__Passage shown__.
Start

Definitely. Just the connections you make are amazing. I didn’t end up going down that route, but I had offers.
More on the student labor - In the time I was there, I worked in the gardens and greenhouses (which had a CSA and were transitioning to organic), the farm (raised cattle, hogs, lambs, goats later, and much of the fodder for those animals - and I mean working: I did midnight checks during lambing season, tilled and planted fields on the weekends, fed and watered cattle on cold wintery days, castrated piglets (worst morning ever, btw, no lunch for me!), the photo lab, construction of the ecovillage (from foundation work to framing), and eventually settled in as a sustainability outreach coordinator leading natural building workshops, running student programs, etc. But one of my best friends got a job cleaning the library at night and stuck with that the whole time. He said, “I just want to find the easiest thing to do and not work hard.” So you definitely get out what you put into it.
But art major friends worked in the art department and got to set up exhibitions and record artworks for the archives, so they graduated with really valuable skills on top of their fine art skills, arguably making them more employable than art students from other schools.

So, this is slowly changing, but Berea is a dry town in a “■■■■■” county*. I did not know this when I arrived, but it was the best thing. You had to drive 15 miles north to the nearest town that sold beer, and car ownership on campus was restricted, so you had to really want to drink/party. I mean, there were still little house parties, but nothing like the bar scene up the road in Lexington. You could feel it in the whole town. Walking around at night alone was never a cause for concern, maybe b/c there weren’t any rowdy drunks out and about.

End

__Raw data__.
Start

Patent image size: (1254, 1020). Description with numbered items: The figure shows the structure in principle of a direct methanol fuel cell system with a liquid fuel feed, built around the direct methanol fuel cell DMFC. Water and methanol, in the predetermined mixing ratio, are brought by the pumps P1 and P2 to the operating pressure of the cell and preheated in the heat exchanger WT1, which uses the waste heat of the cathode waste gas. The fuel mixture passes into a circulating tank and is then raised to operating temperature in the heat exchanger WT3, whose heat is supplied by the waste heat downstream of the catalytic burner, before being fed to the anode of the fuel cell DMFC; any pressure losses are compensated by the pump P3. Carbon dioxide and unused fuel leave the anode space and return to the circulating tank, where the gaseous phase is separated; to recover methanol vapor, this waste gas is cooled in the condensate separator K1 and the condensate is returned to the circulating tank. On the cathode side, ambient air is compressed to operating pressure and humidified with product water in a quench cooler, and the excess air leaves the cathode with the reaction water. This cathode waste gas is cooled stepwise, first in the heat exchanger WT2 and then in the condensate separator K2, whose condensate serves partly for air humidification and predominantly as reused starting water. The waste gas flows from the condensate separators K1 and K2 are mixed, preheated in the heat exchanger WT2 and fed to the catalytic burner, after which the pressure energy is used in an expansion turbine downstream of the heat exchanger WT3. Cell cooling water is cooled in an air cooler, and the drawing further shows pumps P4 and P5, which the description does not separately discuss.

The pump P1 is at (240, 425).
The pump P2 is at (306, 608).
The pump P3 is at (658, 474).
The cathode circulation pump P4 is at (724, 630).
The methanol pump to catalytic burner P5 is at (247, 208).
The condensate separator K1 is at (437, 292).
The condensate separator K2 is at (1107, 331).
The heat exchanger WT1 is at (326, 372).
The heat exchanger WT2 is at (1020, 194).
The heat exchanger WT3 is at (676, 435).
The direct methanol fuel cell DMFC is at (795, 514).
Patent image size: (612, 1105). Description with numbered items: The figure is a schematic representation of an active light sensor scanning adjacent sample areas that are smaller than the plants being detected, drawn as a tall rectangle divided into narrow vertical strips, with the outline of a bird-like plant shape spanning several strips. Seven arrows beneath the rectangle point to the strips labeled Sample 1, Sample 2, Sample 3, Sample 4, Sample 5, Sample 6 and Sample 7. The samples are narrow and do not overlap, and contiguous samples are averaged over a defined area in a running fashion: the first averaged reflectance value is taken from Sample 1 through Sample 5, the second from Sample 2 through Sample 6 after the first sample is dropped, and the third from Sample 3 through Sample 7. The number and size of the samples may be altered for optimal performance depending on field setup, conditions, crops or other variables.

End

__Task statement__.
Copy the passage on student life at Berea starting with "But art major" and going on through "out and about.", substituting "noisy crowds" for "rowdy drunks". The listing above plays no part in what comes next.

__Response__.
But art major friends worked in the art department and got to set up exhibitions and record artworks for the archives, so they graduated with really valuable skills on top of their fine art skills, arguably making them more employable than art students from other schools.

So, this is slowly changing, but Berea is a dry town in a “■■■■■” county*. I did not know this when I arrived, but it was the best thing. You had to drive 15 miles north to the nearest town that sold beer, and car ownership on campus was restricted, so you had to really want to drink/party. I mean, there were still little house parties, but nothing like the bar scene up the road in Lexington. You could feel it in the whole town. Walking around at night alone was never a cause for concern, maybe b/c there weren’t any noisy crowds out and about.